◆ WHAT THE EXERCISE ASKS: Please collect every line below that contains the word "tourniquet".

◆ RECORDS FOR THIS EXERCISE:
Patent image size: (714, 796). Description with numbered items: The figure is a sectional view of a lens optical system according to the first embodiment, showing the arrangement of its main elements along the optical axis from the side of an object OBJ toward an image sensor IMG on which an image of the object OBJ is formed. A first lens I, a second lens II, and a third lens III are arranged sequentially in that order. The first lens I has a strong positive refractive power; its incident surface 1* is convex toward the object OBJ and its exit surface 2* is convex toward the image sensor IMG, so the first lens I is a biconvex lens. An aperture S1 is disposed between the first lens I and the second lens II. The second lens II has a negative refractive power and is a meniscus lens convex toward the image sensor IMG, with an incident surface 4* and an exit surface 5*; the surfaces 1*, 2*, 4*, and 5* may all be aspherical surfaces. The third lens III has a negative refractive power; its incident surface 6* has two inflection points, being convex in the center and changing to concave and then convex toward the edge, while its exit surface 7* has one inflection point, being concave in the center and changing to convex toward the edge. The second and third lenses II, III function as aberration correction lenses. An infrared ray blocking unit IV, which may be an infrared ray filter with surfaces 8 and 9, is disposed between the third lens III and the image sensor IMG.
--
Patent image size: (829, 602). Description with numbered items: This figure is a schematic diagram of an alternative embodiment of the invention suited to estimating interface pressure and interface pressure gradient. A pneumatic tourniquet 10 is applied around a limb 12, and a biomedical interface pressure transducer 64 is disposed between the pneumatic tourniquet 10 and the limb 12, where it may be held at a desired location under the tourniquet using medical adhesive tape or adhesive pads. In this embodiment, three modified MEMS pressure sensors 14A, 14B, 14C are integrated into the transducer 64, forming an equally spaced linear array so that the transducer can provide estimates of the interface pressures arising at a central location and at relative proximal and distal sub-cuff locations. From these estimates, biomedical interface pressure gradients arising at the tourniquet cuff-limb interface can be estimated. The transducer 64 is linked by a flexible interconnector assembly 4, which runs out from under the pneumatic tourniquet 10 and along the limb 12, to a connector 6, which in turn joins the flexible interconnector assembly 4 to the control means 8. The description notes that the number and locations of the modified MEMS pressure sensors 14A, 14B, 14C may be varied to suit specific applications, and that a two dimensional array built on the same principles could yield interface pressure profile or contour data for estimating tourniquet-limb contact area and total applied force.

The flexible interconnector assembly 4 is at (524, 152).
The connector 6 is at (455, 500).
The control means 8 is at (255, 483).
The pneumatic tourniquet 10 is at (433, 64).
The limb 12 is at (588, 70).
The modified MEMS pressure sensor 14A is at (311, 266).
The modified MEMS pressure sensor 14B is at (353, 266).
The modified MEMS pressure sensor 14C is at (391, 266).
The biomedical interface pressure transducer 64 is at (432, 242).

◆ RESULT OF THIS TASK:
Patent image size: (829, 602). Description with numbered items: This figure is a schematic diagram of an alternative embodiment of the invention suited to estimating interface pressure and interface pressure gradient. A pneumatic tourniquet 10 is applied around a limb 12, and a biomedical interface pressure transducer 64 is disposed between the pneumatic tourniquet 10 and the limb 12, where it may be held at a desired location under the tourniquet using medical adhesive tape or adhesive pads. In this embodiment, three modified MEMS pressure sensors 14A, 14B, 14C are integrated into the transducer 64, forming an equally spaced linear array so that the transducer can provide estimates of the interface pressures arising at a central location and at relative proximal and distal sub-cuff locations. From these estimates, biomedical interface pressure gradients arising at the tourniquet cuff-limb interface can be estimated. The transducer 64 is linked by a flexible interconnector assembly 4, which runs out from under the pneumatic tourniquet 10 and along the limb 12, to a connector 6, which in turn joins the flexible interconnector assembly 4 to the control means 8. The description notes that the number and locations of the modified MEMS pressure sensors 14A, 14B, 14C may be varied to suit specific applications, and that a two dimensional array built on the same principles could yield interface pressure profile or contour data for estimating tourniquet-limb contact area and total applied force.
The pneumatic tourniquet 10 is at (433, 64).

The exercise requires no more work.